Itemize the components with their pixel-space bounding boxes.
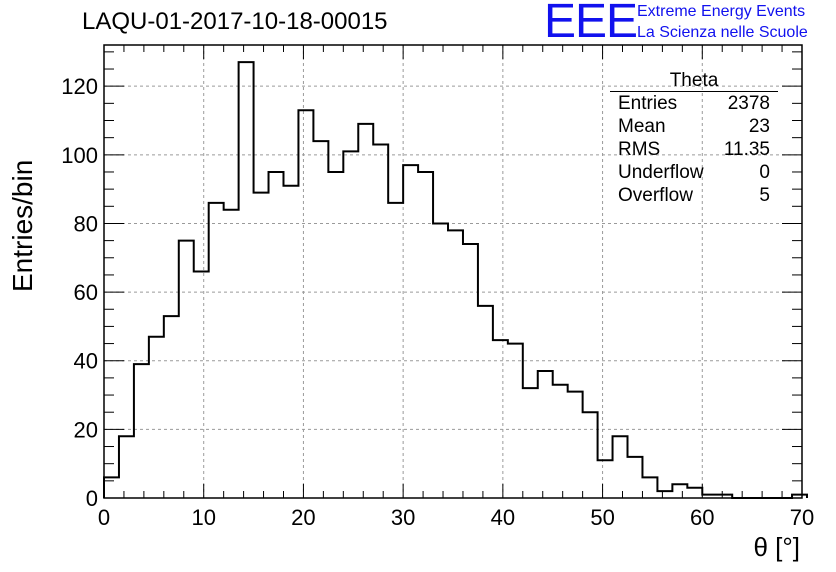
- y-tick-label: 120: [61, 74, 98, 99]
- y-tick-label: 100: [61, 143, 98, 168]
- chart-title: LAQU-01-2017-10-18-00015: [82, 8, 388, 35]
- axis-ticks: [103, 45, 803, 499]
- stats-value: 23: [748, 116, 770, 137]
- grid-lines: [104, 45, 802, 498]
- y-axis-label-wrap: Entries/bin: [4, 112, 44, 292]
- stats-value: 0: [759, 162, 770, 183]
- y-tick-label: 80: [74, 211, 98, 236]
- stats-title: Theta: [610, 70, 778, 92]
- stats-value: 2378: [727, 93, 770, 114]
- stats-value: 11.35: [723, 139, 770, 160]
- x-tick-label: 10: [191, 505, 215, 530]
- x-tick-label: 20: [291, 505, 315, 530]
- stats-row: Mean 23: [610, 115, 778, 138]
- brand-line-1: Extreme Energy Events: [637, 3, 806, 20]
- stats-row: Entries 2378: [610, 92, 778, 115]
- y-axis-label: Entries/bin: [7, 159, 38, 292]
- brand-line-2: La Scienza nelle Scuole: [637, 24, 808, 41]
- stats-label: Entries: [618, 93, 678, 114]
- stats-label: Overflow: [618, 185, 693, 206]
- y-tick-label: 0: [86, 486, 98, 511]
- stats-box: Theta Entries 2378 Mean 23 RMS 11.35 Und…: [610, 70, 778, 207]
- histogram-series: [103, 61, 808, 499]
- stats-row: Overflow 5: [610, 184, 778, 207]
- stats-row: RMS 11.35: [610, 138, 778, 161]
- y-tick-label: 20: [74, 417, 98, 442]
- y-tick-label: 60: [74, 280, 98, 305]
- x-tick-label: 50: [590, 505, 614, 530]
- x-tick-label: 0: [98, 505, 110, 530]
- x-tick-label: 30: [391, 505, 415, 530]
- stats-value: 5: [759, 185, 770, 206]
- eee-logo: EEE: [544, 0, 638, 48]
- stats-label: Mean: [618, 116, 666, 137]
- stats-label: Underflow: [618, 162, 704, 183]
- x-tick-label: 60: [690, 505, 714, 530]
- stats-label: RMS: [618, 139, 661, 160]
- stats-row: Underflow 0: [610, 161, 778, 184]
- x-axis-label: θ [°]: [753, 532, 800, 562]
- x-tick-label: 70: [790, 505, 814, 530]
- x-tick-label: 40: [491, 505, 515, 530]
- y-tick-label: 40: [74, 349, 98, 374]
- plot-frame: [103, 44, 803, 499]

--

Exercise prompt |
Copy out the lines of the listing above, from the line containing "- y-tick-label: 120: [61, 74, 98, 99]" through the line containing "- y-tick-label: 80: [74, 211, 98, 236]", with both of those lines included.

Right answer |
- y-tick-label: 120: [61, 74, 98, 99]
- y-tick-label: 100: [61, 143, 98, 168]
- chart-title: LAQU-01-2017-10-18-00015: [82, 8, 388, 35]
- axis-ticks: [103, 45, 803, 499]
- stats-value: 23: [748, 116, 770, 137]
- grid-lines: [104, 45, 802, 498]
- y-axis-label-wrap: Entries/bin: [4, 112, 44, 292]
- stats-value: 0: [759, 162, 770, 183]
- y-tick-label: 80: [74, 211, 98, 236]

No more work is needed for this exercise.